▶ _What is needed_:
All lines holding the string "text" are to be shown.

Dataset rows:
*****
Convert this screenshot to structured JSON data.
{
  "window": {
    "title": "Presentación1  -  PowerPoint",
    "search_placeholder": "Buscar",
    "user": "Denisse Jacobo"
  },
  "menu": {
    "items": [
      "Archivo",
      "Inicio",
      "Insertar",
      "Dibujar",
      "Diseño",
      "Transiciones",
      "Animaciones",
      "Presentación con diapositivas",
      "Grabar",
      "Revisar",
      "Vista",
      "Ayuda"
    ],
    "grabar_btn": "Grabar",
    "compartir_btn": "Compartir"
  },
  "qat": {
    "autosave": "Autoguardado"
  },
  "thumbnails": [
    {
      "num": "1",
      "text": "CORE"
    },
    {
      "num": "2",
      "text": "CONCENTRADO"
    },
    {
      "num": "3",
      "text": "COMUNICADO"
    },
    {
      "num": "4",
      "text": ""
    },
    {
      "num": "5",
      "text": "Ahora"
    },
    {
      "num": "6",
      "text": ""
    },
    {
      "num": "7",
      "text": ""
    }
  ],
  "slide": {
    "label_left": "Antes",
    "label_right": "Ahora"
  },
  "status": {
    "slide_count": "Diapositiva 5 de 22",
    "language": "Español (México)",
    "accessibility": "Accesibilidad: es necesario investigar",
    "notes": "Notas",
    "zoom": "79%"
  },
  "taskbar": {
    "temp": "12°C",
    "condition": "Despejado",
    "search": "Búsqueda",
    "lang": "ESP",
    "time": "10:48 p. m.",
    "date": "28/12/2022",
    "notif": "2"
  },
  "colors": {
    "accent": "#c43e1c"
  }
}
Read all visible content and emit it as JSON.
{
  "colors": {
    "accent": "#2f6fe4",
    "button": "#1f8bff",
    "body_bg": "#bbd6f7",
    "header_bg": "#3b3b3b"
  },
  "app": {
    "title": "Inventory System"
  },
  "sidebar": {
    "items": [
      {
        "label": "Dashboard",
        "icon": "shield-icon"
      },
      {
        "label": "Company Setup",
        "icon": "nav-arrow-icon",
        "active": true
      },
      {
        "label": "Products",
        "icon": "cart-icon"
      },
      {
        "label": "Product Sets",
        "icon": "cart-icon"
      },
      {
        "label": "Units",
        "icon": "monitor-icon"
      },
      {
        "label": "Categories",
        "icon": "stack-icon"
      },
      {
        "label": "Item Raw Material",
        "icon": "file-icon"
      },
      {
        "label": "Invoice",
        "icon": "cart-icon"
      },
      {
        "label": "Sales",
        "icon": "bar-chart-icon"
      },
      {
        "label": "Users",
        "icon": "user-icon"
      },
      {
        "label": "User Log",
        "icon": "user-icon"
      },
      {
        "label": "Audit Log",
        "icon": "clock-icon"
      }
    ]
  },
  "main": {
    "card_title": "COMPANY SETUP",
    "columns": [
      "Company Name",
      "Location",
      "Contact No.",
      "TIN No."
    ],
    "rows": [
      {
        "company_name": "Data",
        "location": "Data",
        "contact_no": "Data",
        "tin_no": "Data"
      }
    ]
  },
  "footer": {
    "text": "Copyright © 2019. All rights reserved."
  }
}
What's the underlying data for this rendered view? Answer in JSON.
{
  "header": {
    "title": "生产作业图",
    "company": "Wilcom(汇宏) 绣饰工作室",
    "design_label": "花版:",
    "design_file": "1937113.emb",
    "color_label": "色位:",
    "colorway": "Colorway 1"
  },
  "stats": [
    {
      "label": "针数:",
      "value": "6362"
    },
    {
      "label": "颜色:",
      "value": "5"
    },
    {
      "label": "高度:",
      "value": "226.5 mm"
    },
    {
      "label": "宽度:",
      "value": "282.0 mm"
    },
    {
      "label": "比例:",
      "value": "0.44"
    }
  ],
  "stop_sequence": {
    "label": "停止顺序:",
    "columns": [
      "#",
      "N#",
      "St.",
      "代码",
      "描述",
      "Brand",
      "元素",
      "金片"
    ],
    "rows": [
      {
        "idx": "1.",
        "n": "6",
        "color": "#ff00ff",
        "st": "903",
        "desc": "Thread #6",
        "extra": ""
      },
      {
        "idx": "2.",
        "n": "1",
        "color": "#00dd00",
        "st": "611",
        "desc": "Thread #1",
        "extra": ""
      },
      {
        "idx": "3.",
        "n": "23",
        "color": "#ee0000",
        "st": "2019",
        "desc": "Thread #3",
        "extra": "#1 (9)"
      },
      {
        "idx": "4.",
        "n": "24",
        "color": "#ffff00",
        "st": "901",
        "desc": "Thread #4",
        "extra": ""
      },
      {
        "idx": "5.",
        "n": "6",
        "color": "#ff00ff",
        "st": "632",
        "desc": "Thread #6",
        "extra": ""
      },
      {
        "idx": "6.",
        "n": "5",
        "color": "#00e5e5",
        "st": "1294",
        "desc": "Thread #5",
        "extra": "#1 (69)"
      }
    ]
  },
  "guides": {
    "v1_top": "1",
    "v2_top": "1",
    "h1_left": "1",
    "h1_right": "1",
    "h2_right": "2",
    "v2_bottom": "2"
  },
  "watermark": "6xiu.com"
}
*****
▶ _Worked answer_:
      "text": "CORE"
      "text": "CONCENTRADO"
      "text": "COMUNICADO"
      "text": ""
      "text": "Ahora"
      "text": ""
      "text": ""
    "text": "Copyright © 2019. All rights reserved."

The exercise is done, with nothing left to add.